> What you have to do
Extract the entries in their exact form.

> Records for the exercise
/---

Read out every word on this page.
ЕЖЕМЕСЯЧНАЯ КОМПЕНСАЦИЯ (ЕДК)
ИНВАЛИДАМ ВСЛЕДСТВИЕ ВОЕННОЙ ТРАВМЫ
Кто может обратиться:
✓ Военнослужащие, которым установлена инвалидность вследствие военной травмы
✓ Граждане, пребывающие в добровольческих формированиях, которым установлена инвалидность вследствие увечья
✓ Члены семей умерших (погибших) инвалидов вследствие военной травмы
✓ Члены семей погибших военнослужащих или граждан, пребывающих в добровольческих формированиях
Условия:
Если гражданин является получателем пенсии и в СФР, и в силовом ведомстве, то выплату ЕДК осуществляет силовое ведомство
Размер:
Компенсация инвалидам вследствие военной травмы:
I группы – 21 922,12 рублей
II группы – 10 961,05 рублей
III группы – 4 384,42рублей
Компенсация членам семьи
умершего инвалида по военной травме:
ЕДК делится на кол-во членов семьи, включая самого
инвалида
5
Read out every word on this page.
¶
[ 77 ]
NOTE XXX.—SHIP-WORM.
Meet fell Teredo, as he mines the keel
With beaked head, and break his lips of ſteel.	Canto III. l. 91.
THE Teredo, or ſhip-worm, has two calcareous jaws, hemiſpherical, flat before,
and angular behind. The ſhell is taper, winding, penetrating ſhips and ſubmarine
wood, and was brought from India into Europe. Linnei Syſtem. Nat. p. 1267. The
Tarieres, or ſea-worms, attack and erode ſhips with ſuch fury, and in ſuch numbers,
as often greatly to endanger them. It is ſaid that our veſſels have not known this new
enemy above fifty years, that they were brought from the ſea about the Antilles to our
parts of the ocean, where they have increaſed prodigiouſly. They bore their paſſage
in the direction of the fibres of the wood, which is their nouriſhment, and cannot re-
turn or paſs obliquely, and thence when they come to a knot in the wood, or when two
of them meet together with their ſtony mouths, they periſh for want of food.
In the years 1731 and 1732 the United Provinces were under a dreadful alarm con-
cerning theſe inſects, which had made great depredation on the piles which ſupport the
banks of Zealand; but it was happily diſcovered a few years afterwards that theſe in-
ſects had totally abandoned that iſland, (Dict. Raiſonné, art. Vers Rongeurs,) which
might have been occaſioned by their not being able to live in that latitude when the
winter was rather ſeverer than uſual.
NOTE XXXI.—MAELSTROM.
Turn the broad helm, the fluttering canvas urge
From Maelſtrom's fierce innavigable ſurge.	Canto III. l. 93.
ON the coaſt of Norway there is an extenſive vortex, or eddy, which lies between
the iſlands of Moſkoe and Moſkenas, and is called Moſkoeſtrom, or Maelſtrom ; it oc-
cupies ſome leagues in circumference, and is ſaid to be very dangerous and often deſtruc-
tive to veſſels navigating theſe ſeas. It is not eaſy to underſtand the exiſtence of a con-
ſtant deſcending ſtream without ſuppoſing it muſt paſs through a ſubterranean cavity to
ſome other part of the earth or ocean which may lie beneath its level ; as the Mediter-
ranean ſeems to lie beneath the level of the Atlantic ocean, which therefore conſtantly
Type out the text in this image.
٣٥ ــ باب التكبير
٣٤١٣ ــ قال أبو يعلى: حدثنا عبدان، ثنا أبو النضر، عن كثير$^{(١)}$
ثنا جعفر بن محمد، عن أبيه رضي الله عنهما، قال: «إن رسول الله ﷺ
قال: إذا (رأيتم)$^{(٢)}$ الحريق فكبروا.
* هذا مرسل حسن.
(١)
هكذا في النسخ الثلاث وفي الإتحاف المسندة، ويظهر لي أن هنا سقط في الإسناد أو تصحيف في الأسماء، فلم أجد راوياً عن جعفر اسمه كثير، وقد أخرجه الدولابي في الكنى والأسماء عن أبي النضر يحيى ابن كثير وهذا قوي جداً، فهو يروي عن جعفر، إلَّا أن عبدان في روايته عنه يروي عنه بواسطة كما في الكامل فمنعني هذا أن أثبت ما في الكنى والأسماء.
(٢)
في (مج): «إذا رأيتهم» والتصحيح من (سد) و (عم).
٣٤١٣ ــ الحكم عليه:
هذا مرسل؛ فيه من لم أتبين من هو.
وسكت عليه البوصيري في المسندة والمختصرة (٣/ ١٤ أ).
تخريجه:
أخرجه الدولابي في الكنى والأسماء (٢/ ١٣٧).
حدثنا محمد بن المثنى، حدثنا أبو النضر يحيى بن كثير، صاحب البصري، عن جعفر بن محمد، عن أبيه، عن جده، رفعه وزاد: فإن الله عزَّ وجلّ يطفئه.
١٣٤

\---

> Result for this exercise
Read out every word on this page.
ЕЖЕМЕСЯЧНАЯ КОМПЕНСАЦИЯ (ЕДК)
ИНВАЛИДАМ ВСЛЕДСТВИЕ ВОЕННОЙ ТРАВМЫ
Кто может обратиться:
✓ Военнослужащие, которым установлена инвалидность вследствие военной травмы
✓ Граждане, пребывающие в добровольческих формированиях, которым установлена инвалидность вследствие увечья
✓ Члены семей умерших (погибших) инвалидов вследствие военной травмы
✓ Члены семей погибших военнослужащих или граждан, пребывающих в добровольческих формированиях
Условия:
Если гражданин является получателем пенсии и в СФР, и в силовом ведомстве, то выплату ЕДК осуществляет силовое ведомство
Размер:
Компенсация инвалидам вследствие военной травмы:
I группы – 21 922,12 рублей
II группы – 10 961,05 рублей
III группы – 4 384,42рублей
Компенсация членам семьи
умершего инвалида по военной травме:
ЕДК делится на кол-во членов семьи, включая самого
инвалида
5
Read out every word on this page.
¶
[ 77 ]
NOTE XXX.—SHIP-WORM.
Meet fell Teredo, as he mines the keel
With beaked head, and break his lips of ſteel.	Canto III. l. 91.
THE Teredo, or ſhip-worm, has two calcareous jaws, hemiſpherical, flat before,
and angular behind. The ſhell is taper, winding, penetrating ſhips and ſubmarine
wood, and was brought from India into Europe. Linnei Syſtem. Nat. p. 1267. The
Tarieres, or ſea-worms, attack and erode ſhips with ſuch fury, and in ſuch numbers,
as often greatly to endanger them. It is ſaid that our veſſels have not known this new
enemy above fifty years, that they were brought from the ſea about the Antilles to our
parts of the ocean, where they have increaſed prodigiouſly. They bore their paſſage
in the direction of the fibres of the wood, which is their nouriſhment, and cannot re-
turn or paſs obliquely, and thence when they come to a knot in the wood, or when two
of them meet together with their ſtony mouths, they periſh for want of food.
In the years 1731 and 1732 the United Provinces were under a dreadful alarm con-
cerning theſe inſects, which had made great depredation on the piles which ſupport the
banks of Zealand; but it was happily diſcovered a few years afterwards that theſe in-
ſects had totally abandoned that iſland, (Dict. Raiſonné, art. Vers Rongeurs,) which
might have been occaſioned by their not being able to live in that latitude when the
winter was rather ſeverer than uſual.
NOTE XXXI.—MAELSTROM.
Turn the broad helm, the fluttering canvas urge
From Maelſtrom's fierce innavigable ſurge.	Canto III. l. 93.
ON the coaſt of Norway there is an extenſive vortex, or eddy, which lies between
the iſlands of Moſkoe and Moſkenas, and is called Moſkoeſtrom, or Maelſtrom ; it oc-
cupies ſome leagues in circumference, and is ſaid to be very dangerous and often deſtruc-
tive to veſſels navigating theſe ſeas. It is not eaſy to underſtand the exiſtence of a con-
ſtant deſcending ſtream without ſuppoſing it muſt paſs through a ſubterranean cavity to
ſome other part of the earth or ocean which may lie beneath its level ; as the Mediter-
ranean ſeems to lie beneath the level of the Atlantic ocean, which therefore conſtantly
Type out the text in this image.
٣٥ ــ باب التكبير
٣٤١٣ ــ قال أبو يعلى: حدثنا عبدان، ثنا أبو النضر، عن كثير$^{(١)}$
ثنا جعفر بن محمد، عن أبيه رضي الله عنهما، قال: «إن رسول الله ﷺ
قال: إذا (رأيتم)$^{(٢)}$ الحريق فكبروا.
* هذا مرسل حسن.
(١)
هكذا في النسخ الثلاث وفي الإتحاف المسندة، ويظهر لي أن هنا سقط في الإسناد أو تصحيف في الأسماء، فلم أجد راوياً عن جعفر اسمه كثير، وقد أخرجه الدولابي في الكنى والأسماء عن أبي النضر يحيى ابن كثير وهذا قوي جداً، فهو يروي عن جعفر، إلَّا أن عبدان في روايته عنه يروي عنه بواسطة كما في الكامل فمنعني هذا أن أثبت ما في الكنى والأسماء.
(٢)
في (مج): «إذا رأيتهم» والتصحيح من (سد) و (عم).
٣٤١٣ ــ الحكم عليه:
هذا مرسل؛ فيه من لم أتبين من هو.
وسكت عليه البوصيري في المسندة والمختصرة (٣/ ١٤ أ).
تخريجه:
أخرجه الدولابي في الكنى والأسماء (٢/ ١٣٧).
حدثنا محمد بن المثنى، حدثنا أبو النضر يحيى بن كثير، صاحب البصري، عن جعفر بن محمد، عن أبيه، عن جده، رفعه وزاد: فإن الله عزَّ وجلّ يطفئه.
١٣٤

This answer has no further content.